BEGIN Passage provided
The significance of women’s paid work to economic prosperity was brought out in a recent Resolution Foundation report, which has already been mentioned by my noble friend Lady Healy of Primrose Hill. However, it also points out that, compared to the better and best-performing countries, around 1 million women could be considered missing from the UK workplace. I want briefly to discuss three policy areas.

The first is the gendered division of labour. In my academic work on feminist perspectives on citizenship, I identify who does what in the private sphere of the home as critical to women’s opportunities for citizenship in the public sphere of the labour market and politics. As women still take the main responsibility for care and housework in the domestic economy, many make their contribution to the wider economy with one hand tied behind them, as the suffragette Hannah Mitchell put it so well many years ago. The Resolution Foundation argues that couples in the UK continue to adopt unusually unequal caring and working roles within the household, and would prefer to adopt more equal roles. It says that there is an opportunity for public policy to raise female employment by freeing couples to share roles in the home.

I suggest that public policy can help through the regulation of working time. A long-hours culture for men is harmful to gender equality for those with family responsibilities. A shorter full-time working week, combined with a range of flexible working opportunities and better pay and conditions for part-time workers would help. So, too, would a reformed parental leave system that followed the Nordic model—which appears so fashionable at present—of earmarking a period of parental leave for fathers on a “use it or lose it” basis without penalising mothers. This, which is often called the “daddy quota”, is typically leave of one or two months. Cross-national analysis suggests that Nordic fathers typically spend more time on childcare than other fathers. While we cannot be sure that that is attributable to parental leave, there is Nordic research that indicates that male use of parental leave has a positive effect on the gendered division of labour and the father’s subsequent involvement in childcare. This also relates to the point made by the noble Baroness, Lady Bottomley, about men’s involvement in primary schools. Therefore, I very much welcome the Government’s support for the idea of a daddy quota in their consultation on modern workplaces. I hope they will not be discouraged from pursuing it by those who argue that it would somehow be detrimental to business.

The second related obstacle is childcare, already discussed by my noble friends Lady Healy and Lord Davies of Abersoch. The OECD has highlighted the extent to which unusually high childcare costs represent a barrier to dual-earner families in the UK and, of course, to lone parents. Unfortunately, the cut in help with childcare costs through the tax credit system, at a time when the Daycare Trust shows that these costs are spiralling, raises the barrier further, despite the welcome planned extension to those doing mini-jobs.
END Passage provided
BEGIN Stored data
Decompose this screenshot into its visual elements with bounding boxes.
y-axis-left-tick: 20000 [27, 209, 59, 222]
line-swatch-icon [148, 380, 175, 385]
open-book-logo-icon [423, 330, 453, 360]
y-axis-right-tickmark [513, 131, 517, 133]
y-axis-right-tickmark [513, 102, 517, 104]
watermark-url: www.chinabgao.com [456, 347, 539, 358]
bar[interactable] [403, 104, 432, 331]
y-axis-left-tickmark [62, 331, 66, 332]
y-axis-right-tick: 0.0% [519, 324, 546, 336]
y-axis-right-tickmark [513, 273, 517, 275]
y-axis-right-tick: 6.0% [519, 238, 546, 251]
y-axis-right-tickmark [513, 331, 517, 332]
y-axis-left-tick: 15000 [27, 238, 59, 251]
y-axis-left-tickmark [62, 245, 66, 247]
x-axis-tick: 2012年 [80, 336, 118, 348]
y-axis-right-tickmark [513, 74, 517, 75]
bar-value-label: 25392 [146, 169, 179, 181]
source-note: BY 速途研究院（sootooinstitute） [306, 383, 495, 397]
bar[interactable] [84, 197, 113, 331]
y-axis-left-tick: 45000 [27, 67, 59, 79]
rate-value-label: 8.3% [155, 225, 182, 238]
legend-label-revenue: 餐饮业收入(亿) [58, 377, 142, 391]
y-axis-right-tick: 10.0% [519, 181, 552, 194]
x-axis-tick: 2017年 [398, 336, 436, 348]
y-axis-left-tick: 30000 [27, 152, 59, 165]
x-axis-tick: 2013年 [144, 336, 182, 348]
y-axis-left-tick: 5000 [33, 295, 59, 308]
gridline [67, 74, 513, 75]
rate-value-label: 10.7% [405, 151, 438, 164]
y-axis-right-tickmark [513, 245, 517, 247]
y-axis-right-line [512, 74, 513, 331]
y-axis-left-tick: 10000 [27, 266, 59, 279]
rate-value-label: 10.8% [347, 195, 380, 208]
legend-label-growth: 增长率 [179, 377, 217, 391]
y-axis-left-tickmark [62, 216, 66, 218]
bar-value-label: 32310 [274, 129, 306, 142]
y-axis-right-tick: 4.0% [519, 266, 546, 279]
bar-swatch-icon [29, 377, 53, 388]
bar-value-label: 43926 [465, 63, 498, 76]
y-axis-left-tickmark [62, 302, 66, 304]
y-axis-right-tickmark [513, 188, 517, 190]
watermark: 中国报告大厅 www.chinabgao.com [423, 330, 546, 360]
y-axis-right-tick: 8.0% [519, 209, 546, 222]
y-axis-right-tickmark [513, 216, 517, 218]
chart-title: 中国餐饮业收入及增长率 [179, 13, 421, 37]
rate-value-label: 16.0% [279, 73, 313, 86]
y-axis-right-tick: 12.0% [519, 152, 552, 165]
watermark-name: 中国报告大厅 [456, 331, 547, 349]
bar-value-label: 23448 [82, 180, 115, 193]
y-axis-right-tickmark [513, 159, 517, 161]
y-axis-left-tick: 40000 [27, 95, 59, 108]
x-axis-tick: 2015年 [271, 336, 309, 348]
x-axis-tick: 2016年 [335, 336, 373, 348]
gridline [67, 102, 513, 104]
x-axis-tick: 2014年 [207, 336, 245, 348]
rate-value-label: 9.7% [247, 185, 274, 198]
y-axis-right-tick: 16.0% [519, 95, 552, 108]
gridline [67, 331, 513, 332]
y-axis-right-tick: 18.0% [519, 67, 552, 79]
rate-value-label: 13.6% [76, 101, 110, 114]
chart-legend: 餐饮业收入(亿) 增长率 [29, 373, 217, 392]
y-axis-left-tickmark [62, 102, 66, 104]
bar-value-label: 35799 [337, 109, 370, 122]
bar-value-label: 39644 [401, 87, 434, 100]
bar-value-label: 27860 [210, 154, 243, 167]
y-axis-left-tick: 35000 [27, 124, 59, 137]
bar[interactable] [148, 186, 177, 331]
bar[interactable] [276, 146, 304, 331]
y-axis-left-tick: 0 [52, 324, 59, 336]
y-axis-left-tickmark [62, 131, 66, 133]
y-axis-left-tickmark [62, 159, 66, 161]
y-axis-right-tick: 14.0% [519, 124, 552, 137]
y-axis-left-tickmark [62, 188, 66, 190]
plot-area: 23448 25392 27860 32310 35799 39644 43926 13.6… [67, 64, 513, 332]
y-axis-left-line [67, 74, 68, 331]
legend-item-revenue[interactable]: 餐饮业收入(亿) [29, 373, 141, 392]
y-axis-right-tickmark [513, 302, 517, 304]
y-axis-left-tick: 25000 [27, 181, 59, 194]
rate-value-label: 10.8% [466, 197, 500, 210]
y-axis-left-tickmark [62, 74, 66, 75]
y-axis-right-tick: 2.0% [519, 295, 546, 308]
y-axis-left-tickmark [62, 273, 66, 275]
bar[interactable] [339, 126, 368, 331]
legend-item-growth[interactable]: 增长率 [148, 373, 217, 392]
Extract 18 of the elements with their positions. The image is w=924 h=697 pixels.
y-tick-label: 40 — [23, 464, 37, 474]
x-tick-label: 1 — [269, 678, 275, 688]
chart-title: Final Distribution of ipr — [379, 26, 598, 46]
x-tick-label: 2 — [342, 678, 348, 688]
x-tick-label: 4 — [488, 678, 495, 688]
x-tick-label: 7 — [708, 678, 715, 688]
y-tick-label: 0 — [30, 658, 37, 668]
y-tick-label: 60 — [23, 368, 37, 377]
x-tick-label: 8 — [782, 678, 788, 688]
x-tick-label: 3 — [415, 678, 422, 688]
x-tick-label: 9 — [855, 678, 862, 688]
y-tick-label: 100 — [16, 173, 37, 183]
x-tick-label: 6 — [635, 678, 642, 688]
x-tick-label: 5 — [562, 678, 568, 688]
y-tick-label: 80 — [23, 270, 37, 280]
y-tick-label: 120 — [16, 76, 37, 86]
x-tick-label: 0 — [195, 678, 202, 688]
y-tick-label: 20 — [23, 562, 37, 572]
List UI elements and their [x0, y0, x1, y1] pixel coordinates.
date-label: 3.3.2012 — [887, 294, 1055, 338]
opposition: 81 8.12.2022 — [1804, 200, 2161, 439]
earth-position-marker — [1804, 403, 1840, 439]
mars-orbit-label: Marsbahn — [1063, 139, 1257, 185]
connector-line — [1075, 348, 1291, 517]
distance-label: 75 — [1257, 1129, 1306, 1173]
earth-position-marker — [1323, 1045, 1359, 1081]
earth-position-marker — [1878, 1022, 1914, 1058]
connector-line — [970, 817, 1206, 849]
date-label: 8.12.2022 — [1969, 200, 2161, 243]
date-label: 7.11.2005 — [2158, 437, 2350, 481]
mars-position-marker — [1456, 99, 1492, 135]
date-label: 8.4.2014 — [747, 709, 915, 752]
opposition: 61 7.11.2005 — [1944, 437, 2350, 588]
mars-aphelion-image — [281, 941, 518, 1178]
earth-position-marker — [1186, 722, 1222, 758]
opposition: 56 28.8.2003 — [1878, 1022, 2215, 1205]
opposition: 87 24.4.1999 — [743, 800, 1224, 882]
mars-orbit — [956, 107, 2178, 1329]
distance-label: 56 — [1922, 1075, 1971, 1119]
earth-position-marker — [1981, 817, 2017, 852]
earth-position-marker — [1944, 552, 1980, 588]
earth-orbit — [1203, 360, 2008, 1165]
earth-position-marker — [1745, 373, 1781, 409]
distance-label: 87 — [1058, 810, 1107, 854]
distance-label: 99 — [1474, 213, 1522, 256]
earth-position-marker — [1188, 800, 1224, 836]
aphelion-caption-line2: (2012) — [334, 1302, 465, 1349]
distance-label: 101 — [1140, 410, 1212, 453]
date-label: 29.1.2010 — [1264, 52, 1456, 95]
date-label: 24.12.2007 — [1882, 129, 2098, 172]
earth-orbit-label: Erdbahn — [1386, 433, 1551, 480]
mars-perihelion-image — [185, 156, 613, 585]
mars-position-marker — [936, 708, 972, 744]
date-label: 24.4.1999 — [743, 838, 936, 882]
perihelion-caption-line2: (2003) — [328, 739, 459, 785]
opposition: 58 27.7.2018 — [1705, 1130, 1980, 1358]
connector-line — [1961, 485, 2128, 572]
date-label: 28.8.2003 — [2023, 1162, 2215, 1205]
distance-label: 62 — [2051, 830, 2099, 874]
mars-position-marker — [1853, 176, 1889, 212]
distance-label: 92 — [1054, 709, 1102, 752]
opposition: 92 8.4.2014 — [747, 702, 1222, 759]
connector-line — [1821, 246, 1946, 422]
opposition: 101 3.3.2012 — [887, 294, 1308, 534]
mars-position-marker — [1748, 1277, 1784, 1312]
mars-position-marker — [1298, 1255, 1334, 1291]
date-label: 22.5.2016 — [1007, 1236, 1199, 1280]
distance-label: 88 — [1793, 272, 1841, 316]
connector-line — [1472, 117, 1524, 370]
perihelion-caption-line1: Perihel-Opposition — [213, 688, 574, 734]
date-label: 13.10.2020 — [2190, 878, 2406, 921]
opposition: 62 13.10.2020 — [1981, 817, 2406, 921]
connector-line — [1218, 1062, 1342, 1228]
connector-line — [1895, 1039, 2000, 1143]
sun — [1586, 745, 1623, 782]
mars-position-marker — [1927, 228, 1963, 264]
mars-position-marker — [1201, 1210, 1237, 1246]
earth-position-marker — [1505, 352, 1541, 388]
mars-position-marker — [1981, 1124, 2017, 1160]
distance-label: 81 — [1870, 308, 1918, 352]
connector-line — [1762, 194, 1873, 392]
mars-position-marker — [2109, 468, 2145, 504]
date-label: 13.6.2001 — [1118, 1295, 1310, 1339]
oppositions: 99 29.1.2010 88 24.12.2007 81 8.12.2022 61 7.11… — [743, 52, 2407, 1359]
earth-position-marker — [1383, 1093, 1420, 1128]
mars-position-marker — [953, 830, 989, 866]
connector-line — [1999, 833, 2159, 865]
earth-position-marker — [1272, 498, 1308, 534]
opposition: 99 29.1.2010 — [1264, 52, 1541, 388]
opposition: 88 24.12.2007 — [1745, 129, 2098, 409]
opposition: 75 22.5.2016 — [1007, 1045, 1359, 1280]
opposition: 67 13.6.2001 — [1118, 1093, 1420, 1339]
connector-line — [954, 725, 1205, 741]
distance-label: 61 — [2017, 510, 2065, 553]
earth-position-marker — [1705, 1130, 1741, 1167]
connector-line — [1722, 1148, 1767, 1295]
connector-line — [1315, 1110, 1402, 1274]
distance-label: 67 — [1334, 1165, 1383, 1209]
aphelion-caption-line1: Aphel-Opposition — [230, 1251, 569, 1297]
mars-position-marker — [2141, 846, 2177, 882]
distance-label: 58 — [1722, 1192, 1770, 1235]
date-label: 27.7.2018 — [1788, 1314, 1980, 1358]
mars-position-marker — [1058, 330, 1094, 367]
END Stored data
> What the exercise asks: Please continue the passage on women's paid work and UK public policy, starting right after its last sentence.

> Task result:
Thirdly and finally, the cutback in support for childcare contributes to a deterioration in work incentives for second earners, the majority of whom are women. In low-income households, second earners’ work incentives will also be badly hit by the introduction of universal credit. It is supposed to improve work incentives, yet the policy briefing of the Department for Work and Pensions shows how, even without taking account of childcare costs, most second earners on universal credit will face a reduced incentive to take or stay in paid work, and about three-quarters will face a reduced incentive to improve their earnings once in work. We raised this issue in the passage of the Welfare Reform Bill, pointing out that universal credit could mean a shift back to a more traditional male-breadwinner model and weaken the labour market position of women. As the Women’s Budget Group has pointed out, even a fairly short period out of the labour market can mean the depreciation of women’s human capital and future earning power. The noble Lord, Lord Freud, acknowledged the importance of the issue but said that it was not a priority. Therefore, I hope that the Minister might talk to him about how the impact of universal credit on second earners might be monitored.

To conclude, I suggest that there is no point in your Lordships’ House taking note of women’s contribution to economic growth if we do not also identify the obstacles to that contribution and how they might be overcome. This has implications for a number of government departments and I hope that the Minister will pass on the message as well as the many powerful messages that have come from noble sisters and brothers today.